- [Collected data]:
···

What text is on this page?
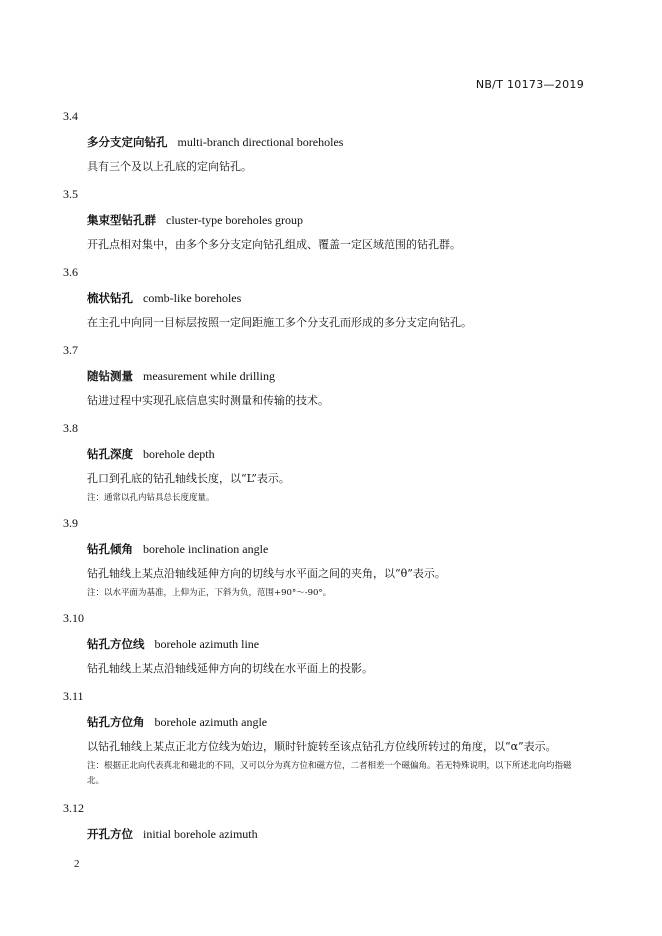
NB/T 10173—2019
3.4
多分支定向钻孔 multi-branch directional boreholes
具有三个及以上孔底的定向钻孔。
3.5
集束型钻孔群 cluster-type boreholes group
开孔点相对集中，由多个多分支定向钻孔组成、覆盖一定区域范围的钻孔群。
3.6
梳状钻孔 comb-like boreholes
在主孔中向同一目标层按照一定间距施工多个分支孔而形成的多分支定向钻孔。
3.7
随钻测量 measurement while drilling
钻进过程中实现孔底信息实时测量和传输的技术。
3.8
钻孔深度 borehole depth
孔口到孔底的钻孔轴线长度，以“L”表示。
注：通常以孔内钻具总长度度量。
3.9
钻孔倾角 borehole inclination angle
钻孔轴线上某点沿轴线延伸方向的切线与水平面之间的夹角，以“θ”表示。
注：以水平面为基准，上仰为正，下斜为负，范围+90°～-90°。
3.10
钻孔方位线 borehole azimuth line
钻孔轴线上某点沿轴线延伸方向的切线在水平面上的投影。
3.11
钻孔方位角 borehole azimuth angle
以钻孔轴线上某点正北方位线为始边，顺时针旋转至该点钻孔方位线所转过的角度，以“α”表示。
注：根据正北向代表真北和磁北的不同，又可以分为真方位和磁方位，二者相差一个磁偏角。若无特殊说明，以下所述北向均指磁北。
3.12
开孔方位 initial borehole azimuth
2
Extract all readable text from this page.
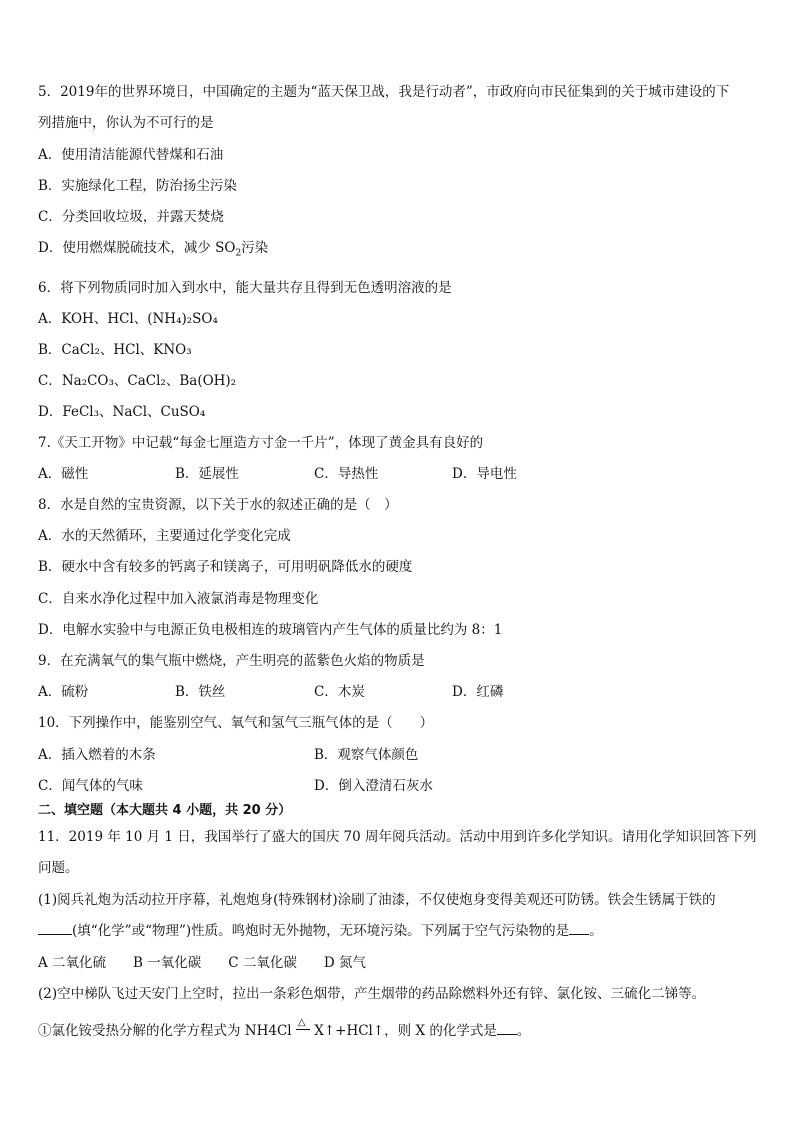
5．2019年的世界环境日，中国确定的主题为“蓝天保卫战，我是行动者”，市政府向市民征集到的关于城市建设的下
列措施中，你认为不可行的是
A．使用清洁能源代替煤和石油
B．实施绿化工程，防治扬尘污染
C．分类回收垃圾，并露天焚烧
D．使用燃煤脱硫技术，减少 $SO_2$污染
6．将下列物质同时加入到水中，能大量共存且得到无色透明溶液的是
A．KOH、HCl、(NH₄)₂SO₄
B．CaCl₂、HCl、KNO₃
C．Na₂CO₃、CaCl₂、Ba(OH)₂
D．FeCl₃、NaCl、CuSO₄
7.《天工开物》中记载“每金七厘造方寸金一千片”，体现了黄金具有良好的
A．磁性	B．延展性	C．导热性	D．导电性
8．水是自然的宝贵资源，以下关于水的叙述正确的是（　）
A．水的天然循环，主要通过化学变化完成
B．硬水中含有较多的钙离子和镁离子，可用明矾降低水的硬度
C．自来水净化过程中加入液氯消毒是物理变化
D．电解水实验中与电源正负电极相连的玻璃管内产生气体的质量比约为 8：1
9．在充满氧气的集气瓶中燃烧，产生明亮的蓝紫色火焰的物质是
A．硫粉	B．铁丝	C．木炭	D．红磷
10．下列操作中，能鉴别空气、氧气和氢气三瓶气体的是（　　）
A．插入燃着的木条	B．观察气体颜色
C．闻气体的气味	D．倒入澄清石灰水
二、填空题（本大题共 4 小题，共 20 分）
11．2019 年 10 月 1 日，我国举行了盛大的国庆 70 周年阅兵活动。活动中用到许多化学知识。请用化学知识回答下列
问题。
(1)阅兵礼炮为活动拉开序幕，礼炮炮身(特殊钢材)涂刷了油漆，不仅使炮身变得美观还可防锈。铁会生锈属于铁的
(填“化学”或“物理”)性质。鸣炮时无外抛物，无环境污染。下列属于空气污染物的是 。
A 二氧化硫　　B 一氧化碳　　C 二氧化碳　　D 氮气
(2)空中梯队飞过天安门上空时，拉出一条彩色烟带，产生烟带的药品除燃料外还有锌、氯化铵、三硫化二锑等。
①氯化铵受热分解的化学方程式为 NH4Cl
△
X↑+HCl↑，则 X 的化学式是 。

···

- [DESCRIPTION OF THE TASK]: Give again, unchanged, only the lines from the line containing "Extract all readable text from this page." to the last line of the records above. Pictures do not belong in the copy.

- [FULL ANSWER]:
Extract all readable text from this page.
5．2019年的世界环境日，中国确定的主题为“蓝天保卫战，我是行动者”，市政府向市民征集到的关于城市建设的下
列措施中，你认为不可行的是
A．使用清洁能源代替煤和石油
B．实施绿化工程，防治扬尘污染
C．分类回收垃圾，并露天焚烧
D．使用燃煤脱硫技术，减少 $SO_2$污染
6．将下列物质同时加入到水中，能大量共存且得到无色透明溶液的是
A．KOH、HCl、(NH₄)₂SO₄
B．CaCl₂、HCl、KNO₃
C．Na₂CO₃、CaCl₂、Ba(OH)₂
D．FeCl₃、NaCl、CuSO₄
7.《天工开物》中记载“每金七厘造方寸金一千片”，体现了黄金具有良好的
A．磁性	B．延展性	C．导热性	D．导电性
8．水是自然的宝贵资源，以下关于水的叙述正确的是（　）
A．水的天然循环，主要通过化学变化完成
B．硬水中含有较多的钙离子和镁离子，可用明矾降低水的硬度
C．自来水净化过程中加入液氯消毒是物理变化
D．电解水实验中与电源正负电极相连的玻璃管内产生气体的质量比约为 8：1
9．在充满氧气的集气瓶中燃烧，产生明亮的蓝紫色火焰的物质是
A．硫粉	B．铁丝	C．木炭	D．红磷
10．下列操作中，能鉴别空气、氧气和氢气三瓶气体的是（　　）
A．插入燃着的木条	B．观察气体颜色
C．闻气体的气味	D．倒入澄清石灰水
二、填空题（本大题共 4 小题，共 20 分）
11．2019 年 10 月 1 日，我国举行了盛大的国庆 70 周年阅兵活动。活动中用到许多化学知识。请用化学知识回答下列
问题。
(1)阅兵礼炮为活动拉开序幕，礼炮炮身(特殊钢材)涂刷了油漆，不仅使炮身变得美观还可防锈。铁会生锈属于铁的
(填“化学”或“物理”)性质。鸣炮时无外抛物，无环境污染。下列属于空气污染物的是 。
A 二氧化硫　　B 一氧化碳　　C 二氧化碳　　D 氮气
(2)空中梯队飞过天安门上空时，拉出一条彩色烟带，产生烟带的药品除燃料外还有锌、氯化铵、三硫化二锑等。
①氯化铵受热分解的化学方程式为 NH4Cl
△
X↑+HCl↑，则 X 的化学式是 。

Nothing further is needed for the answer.